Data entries
⁂
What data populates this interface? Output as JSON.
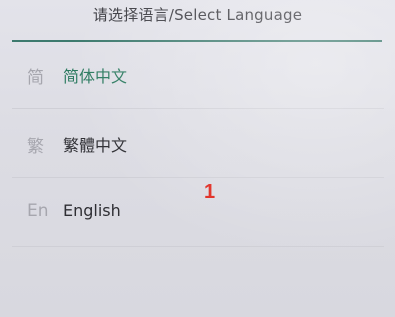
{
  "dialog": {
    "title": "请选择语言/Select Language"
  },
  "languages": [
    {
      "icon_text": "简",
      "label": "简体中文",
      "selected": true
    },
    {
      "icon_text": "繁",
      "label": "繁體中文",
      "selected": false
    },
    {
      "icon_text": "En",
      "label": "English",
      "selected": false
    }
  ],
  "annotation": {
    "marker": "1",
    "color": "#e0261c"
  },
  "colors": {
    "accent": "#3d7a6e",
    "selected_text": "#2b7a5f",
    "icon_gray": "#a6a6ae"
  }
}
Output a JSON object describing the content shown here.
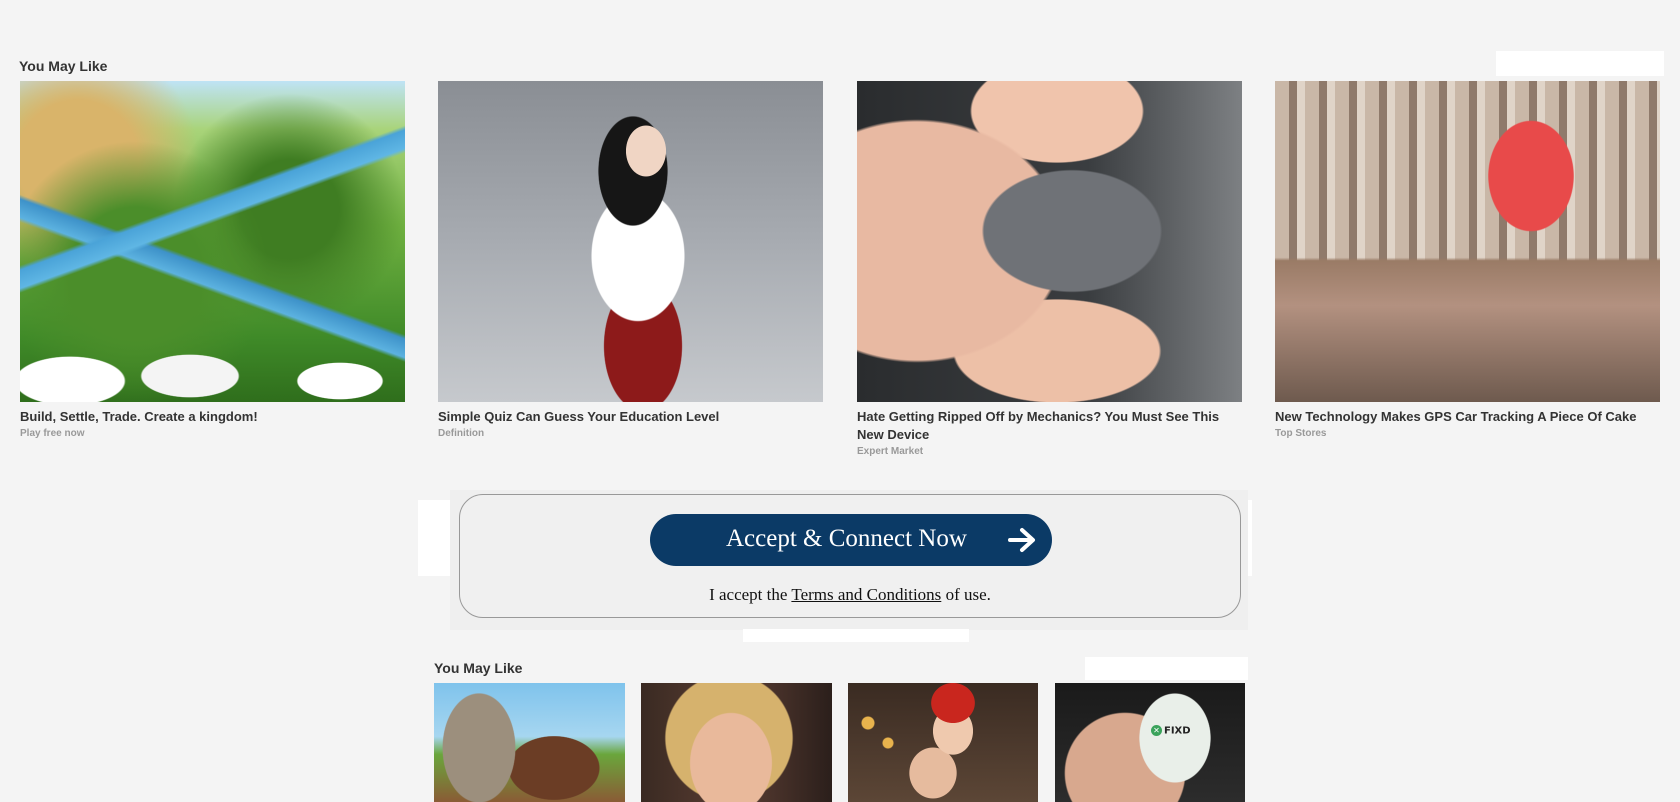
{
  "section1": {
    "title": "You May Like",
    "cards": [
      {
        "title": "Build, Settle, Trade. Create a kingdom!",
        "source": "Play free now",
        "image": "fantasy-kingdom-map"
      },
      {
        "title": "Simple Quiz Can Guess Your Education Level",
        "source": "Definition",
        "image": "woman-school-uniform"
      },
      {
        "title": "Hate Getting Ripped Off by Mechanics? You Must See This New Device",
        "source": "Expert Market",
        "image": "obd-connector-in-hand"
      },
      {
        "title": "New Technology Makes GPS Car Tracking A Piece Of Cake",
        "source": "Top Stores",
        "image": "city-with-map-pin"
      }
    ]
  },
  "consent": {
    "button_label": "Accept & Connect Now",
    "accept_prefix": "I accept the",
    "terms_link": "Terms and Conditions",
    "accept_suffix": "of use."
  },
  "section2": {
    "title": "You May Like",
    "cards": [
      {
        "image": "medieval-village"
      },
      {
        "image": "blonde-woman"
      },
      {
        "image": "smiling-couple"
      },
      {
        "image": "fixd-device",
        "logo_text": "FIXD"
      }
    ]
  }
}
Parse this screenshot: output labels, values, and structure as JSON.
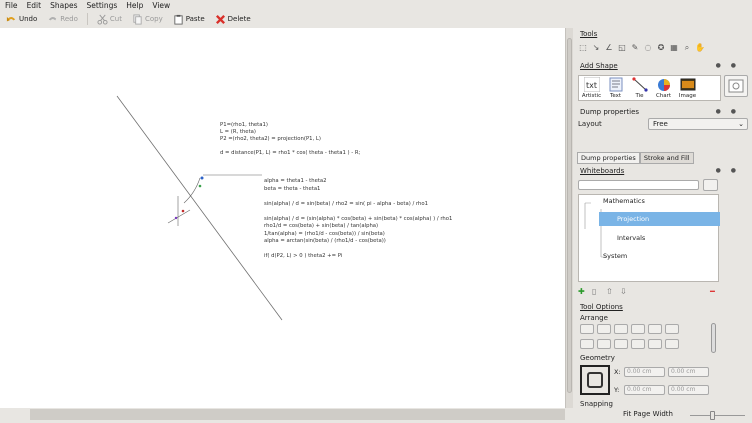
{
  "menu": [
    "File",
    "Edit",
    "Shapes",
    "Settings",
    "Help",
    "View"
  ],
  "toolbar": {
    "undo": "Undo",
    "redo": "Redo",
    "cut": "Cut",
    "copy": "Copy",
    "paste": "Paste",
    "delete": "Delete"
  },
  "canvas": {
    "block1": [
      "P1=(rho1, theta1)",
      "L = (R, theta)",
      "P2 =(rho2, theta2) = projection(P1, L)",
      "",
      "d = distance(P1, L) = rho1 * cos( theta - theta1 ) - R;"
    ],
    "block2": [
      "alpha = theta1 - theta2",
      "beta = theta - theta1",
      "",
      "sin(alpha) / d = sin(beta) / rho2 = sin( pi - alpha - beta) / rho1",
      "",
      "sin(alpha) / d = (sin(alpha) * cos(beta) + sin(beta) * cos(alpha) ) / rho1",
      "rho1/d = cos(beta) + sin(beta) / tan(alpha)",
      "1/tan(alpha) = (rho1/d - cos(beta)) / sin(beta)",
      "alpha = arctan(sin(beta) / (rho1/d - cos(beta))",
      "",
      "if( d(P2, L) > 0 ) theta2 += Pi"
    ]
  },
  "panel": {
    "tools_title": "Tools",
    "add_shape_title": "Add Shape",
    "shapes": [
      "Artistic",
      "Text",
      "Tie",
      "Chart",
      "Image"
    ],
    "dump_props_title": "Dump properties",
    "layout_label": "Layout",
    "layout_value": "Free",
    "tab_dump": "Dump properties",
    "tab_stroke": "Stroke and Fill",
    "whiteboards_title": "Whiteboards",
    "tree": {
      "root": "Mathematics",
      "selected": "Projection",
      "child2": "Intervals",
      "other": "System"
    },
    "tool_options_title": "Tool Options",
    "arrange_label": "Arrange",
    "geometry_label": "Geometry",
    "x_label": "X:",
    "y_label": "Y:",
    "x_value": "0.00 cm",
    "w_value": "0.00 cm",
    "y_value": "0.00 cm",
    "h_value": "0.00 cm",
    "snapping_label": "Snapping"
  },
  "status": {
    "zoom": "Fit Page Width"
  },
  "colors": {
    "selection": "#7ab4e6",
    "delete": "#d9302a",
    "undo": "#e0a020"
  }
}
⁂
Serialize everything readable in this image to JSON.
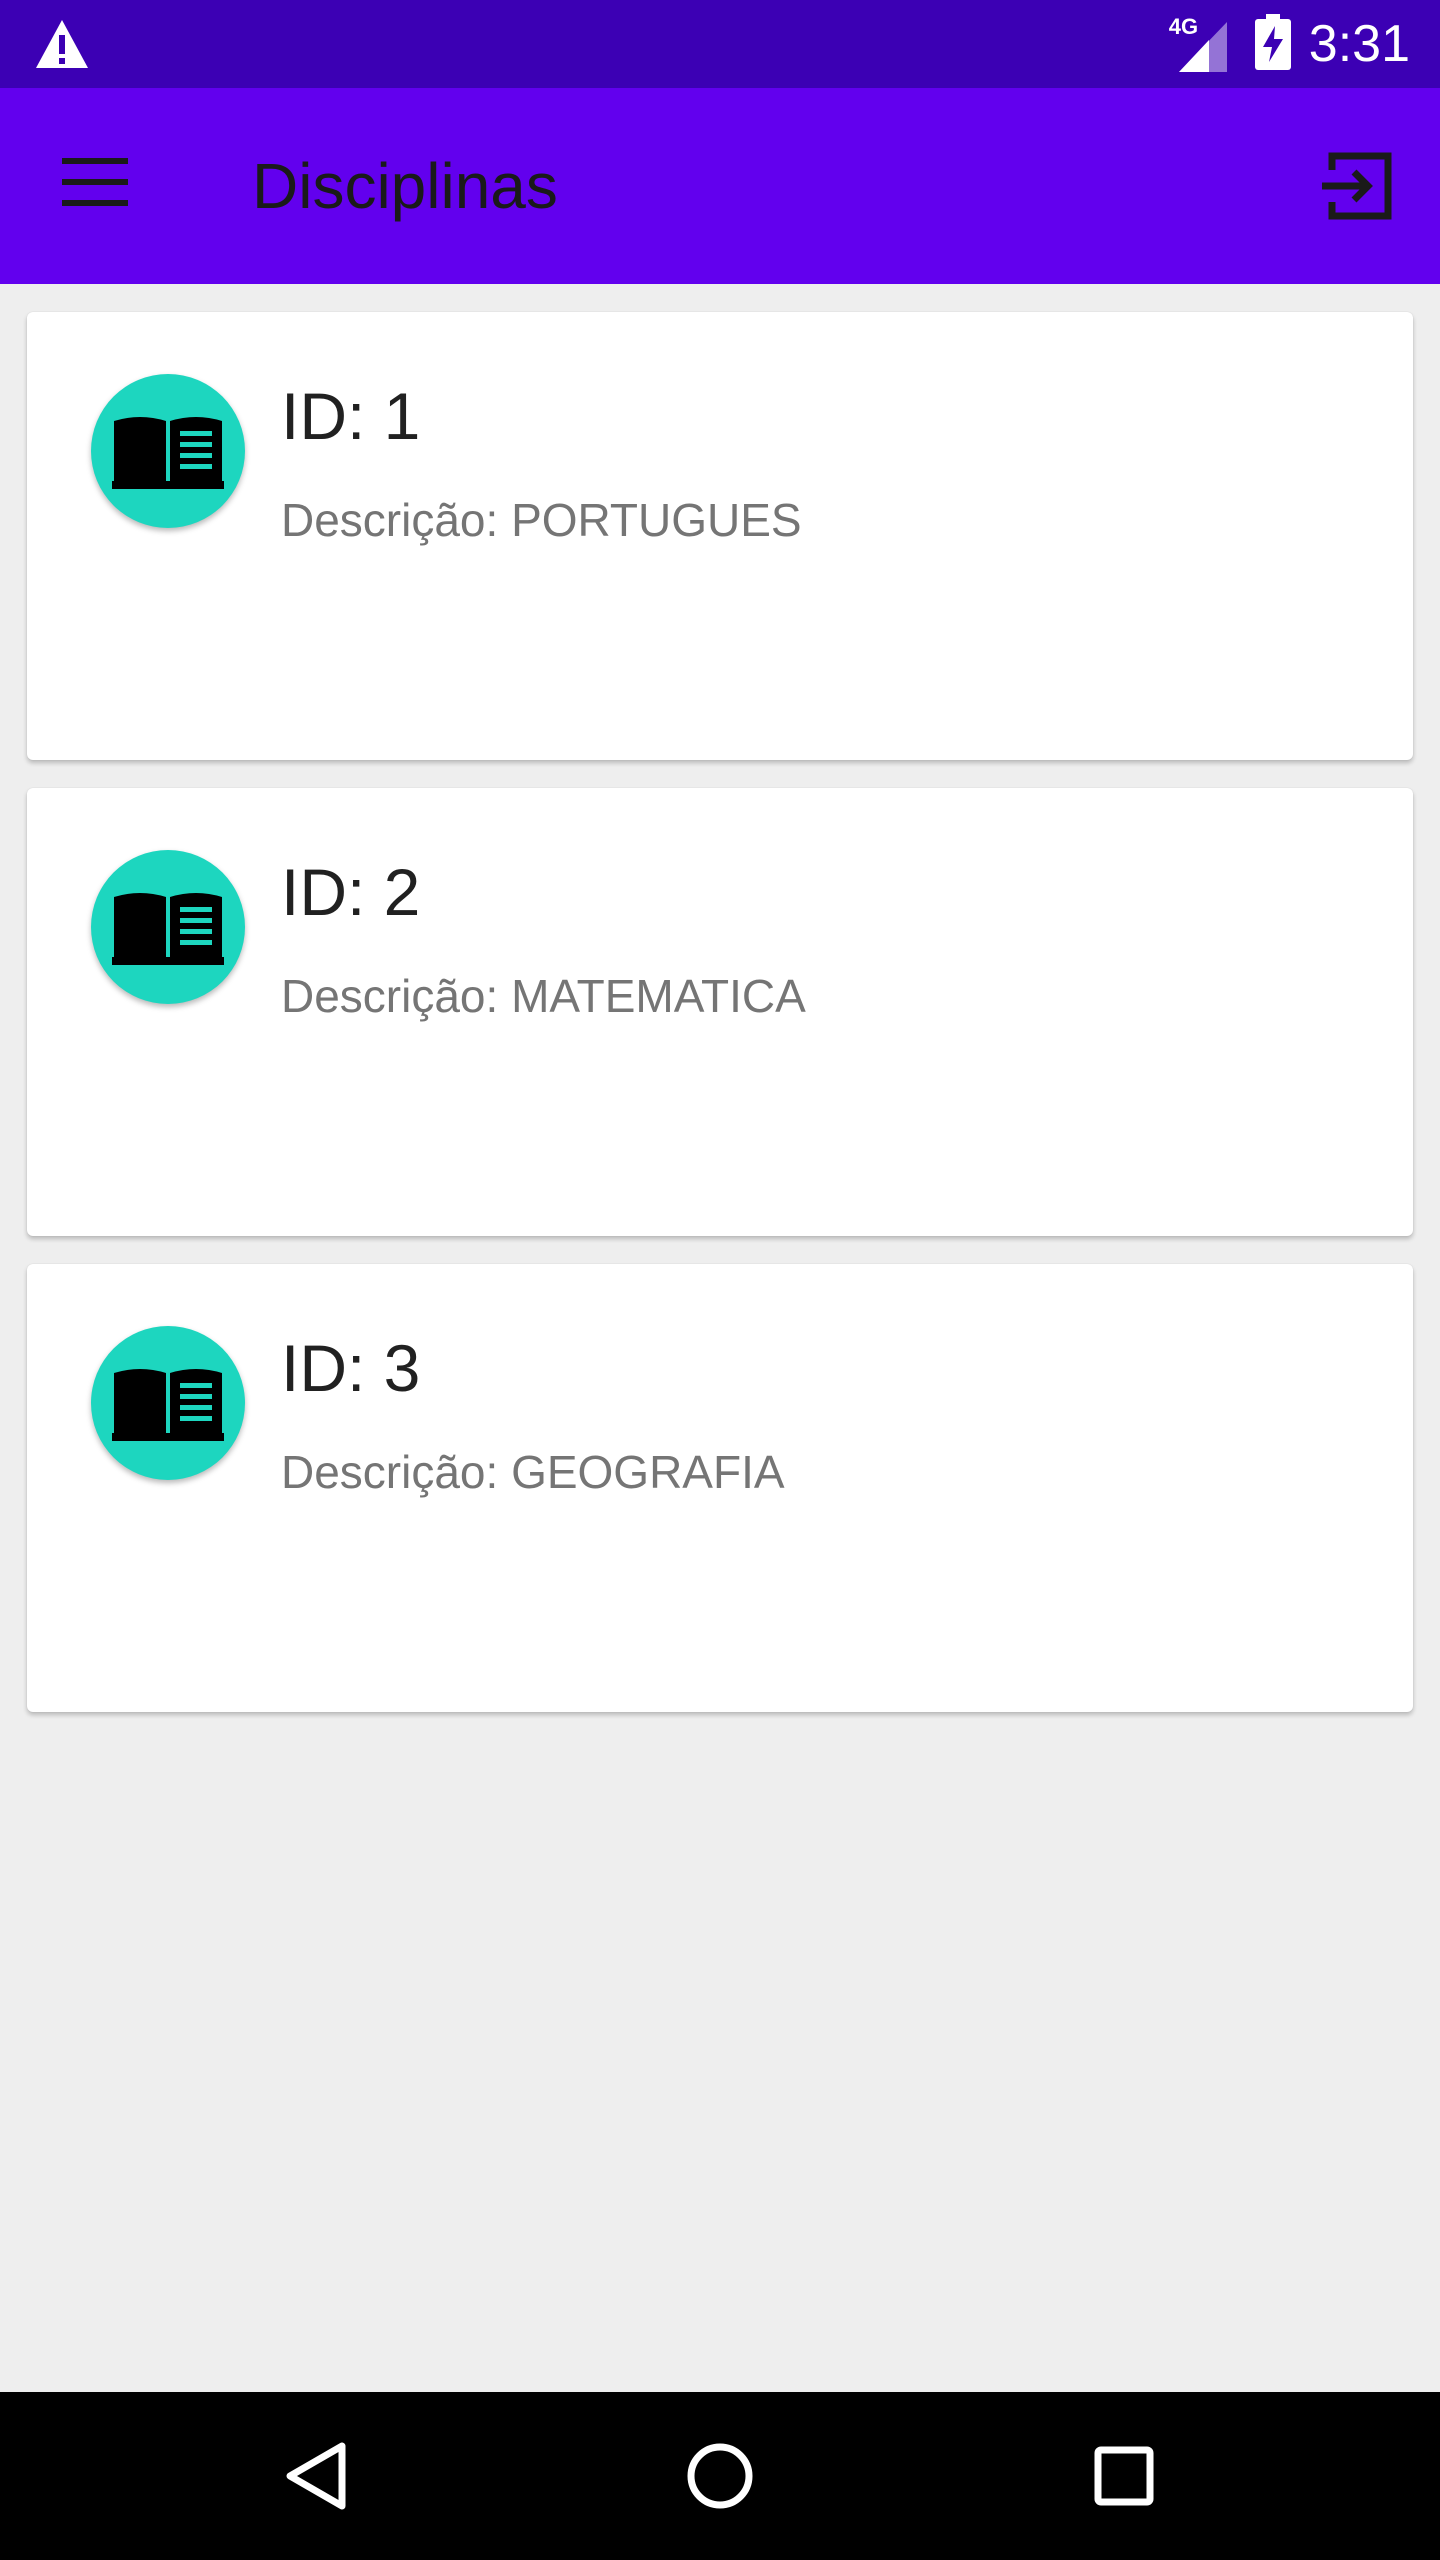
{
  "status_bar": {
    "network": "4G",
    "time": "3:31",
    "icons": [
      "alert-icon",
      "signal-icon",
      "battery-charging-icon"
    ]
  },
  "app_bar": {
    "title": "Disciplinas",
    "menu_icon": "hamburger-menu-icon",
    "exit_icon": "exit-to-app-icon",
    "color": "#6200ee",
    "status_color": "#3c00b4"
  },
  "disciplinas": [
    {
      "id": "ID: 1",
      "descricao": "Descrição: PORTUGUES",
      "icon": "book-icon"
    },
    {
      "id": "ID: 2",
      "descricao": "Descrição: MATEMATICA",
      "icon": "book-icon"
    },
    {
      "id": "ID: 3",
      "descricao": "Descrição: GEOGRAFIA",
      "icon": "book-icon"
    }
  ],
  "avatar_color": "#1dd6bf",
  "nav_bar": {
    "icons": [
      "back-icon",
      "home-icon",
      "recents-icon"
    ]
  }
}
⁂
Please list every line of the records that contains "JSON".

What data populates this interface? Output as JSON.
Output a JSON object describing the content shown here.
Parse this screenshot: output labels, values, and structure as JSON.
Serialize everything readable in this image to JSON.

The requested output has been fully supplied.